WRITTEN REQUEST:
Find the number of lines containing the string "JSON" in the data. Answer with the number by itself.

+-------+

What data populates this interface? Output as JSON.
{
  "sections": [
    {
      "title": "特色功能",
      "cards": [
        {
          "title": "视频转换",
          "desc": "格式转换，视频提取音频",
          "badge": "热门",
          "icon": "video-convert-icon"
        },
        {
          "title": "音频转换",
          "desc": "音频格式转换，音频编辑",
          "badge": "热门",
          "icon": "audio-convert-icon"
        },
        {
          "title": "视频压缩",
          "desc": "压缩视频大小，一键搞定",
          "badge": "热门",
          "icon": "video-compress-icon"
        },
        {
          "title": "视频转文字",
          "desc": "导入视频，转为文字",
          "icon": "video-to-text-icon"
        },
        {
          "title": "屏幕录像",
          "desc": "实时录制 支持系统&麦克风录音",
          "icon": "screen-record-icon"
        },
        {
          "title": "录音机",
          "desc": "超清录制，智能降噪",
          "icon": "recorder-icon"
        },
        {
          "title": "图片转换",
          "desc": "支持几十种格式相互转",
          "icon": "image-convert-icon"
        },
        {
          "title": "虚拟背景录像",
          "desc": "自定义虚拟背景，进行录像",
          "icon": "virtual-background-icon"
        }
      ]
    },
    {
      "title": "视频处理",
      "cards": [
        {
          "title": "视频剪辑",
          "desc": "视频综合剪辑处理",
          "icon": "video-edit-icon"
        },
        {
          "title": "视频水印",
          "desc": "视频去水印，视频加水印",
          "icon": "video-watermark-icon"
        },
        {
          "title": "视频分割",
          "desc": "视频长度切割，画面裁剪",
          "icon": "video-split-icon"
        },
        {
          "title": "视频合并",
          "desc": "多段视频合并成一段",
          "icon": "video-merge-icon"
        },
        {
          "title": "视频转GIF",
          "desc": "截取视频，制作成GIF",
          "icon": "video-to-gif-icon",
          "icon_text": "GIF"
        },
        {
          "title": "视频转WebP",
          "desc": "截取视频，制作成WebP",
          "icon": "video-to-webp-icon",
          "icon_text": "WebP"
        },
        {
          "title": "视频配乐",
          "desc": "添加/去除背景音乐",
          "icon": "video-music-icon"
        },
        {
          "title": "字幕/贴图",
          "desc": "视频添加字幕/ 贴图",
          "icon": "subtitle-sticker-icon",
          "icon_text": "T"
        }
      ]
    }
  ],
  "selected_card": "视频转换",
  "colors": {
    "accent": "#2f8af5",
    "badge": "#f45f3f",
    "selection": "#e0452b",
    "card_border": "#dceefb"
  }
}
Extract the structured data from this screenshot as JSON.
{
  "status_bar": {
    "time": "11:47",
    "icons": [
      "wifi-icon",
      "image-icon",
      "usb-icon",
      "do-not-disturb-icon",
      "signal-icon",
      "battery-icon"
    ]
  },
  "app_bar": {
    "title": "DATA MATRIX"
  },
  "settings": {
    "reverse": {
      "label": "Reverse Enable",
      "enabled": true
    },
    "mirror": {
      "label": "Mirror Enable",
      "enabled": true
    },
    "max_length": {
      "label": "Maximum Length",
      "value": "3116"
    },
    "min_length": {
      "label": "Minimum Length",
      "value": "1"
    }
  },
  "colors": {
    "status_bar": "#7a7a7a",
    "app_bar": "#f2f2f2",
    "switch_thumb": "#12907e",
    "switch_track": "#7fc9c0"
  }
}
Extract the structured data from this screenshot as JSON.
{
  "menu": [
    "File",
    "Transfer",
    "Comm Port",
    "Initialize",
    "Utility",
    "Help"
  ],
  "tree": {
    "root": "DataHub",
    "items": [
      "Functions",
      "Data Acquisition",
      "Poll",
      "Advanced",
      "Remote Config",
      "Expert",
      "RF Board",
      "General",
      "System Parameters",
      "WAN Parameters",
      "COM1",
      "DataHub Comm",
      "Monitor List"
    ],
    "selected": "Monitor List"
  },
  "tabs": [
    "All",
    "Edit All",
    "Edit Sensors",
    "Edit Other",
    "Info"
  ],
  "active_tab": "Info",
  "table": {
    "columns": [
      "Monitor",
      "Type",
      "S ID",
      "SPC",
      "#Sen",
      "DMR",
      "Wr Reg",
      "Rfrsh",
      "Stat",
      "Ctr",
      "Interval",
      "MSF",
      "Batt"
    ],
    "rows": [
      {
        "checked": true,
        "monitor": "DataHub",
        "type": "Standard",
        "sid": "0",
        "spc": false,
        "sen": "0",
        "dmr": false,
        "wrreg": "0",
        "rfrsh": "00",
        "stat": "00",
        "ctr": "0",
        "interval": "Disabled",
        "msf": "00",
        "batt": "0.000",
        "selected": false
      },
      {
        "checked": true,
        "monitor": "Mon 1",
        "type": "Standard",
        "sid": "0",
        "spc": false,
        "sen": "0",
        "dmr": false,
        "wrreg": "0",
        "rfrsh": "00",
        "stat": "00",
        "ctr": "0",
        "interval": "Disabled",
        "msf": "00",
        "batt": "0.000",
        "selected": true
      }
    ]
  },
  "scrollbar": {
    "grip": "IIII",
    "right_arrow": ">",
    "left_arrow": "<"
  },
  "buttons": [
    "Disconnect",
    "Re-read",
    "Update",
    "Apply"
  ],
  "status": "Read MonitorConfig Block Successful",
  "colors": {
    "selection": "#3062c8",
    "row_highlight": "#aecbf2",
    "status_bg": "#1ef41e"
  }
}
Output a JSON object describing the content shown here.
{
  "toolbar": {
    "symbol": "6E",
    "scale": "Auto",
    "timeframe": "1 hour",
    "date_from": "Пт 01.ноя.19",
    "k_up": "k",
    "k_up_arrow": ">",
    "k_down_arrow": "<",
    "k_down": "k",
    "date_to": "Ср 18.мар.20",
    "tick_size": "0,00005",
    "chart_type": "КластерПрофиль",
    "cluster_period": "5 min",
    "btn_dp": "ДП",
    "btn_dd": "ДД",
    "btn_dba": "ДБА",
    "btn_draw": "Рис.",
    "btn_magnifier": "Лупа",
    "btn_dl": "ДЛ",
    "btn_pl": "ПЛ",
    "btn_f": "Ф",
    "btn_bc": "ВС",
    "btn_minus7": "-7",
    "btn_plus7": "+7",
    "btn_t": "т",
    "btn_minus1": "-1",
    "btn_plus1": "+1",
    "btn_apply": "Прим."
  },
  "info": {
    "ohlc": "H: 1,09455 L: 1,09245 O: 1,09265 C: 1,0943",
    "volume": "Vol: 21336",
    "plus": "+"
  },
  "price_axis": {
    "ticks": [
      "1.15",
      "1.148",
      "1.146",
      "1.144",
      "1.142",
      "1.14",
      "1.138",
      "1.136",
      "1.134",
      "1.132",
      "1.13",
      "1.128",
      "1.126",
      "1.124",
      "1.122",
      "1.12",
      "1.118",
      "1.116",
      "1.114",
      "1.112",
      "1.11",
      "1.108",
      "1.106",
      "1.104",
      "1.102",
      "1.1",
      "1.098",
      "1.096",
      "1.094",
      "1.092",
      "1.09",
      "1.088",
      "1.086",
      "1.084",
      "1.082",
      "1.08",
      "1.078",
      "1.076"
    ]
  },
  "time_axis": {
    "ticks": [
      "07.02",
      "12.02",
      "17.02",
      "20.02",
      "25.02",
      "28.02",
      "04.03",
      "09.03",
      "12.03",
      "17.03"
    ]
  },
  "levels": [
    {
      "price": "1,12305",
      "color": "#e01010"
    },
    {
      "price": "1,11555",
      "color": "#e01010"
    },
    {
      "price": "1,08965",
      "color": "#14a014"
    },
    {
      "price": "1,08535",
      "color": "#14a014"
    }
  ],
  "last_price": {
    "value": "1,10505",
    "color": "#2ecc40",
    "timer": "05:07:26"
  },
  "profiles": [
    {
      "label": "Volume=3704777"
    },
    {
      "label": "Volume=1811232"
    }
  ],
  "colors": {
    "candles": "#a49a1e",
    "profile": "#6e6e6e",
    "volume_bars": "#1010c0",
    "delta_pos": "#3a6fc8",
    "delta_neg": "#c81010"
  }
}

+-------+

RESULT FOR THIS TASK:
4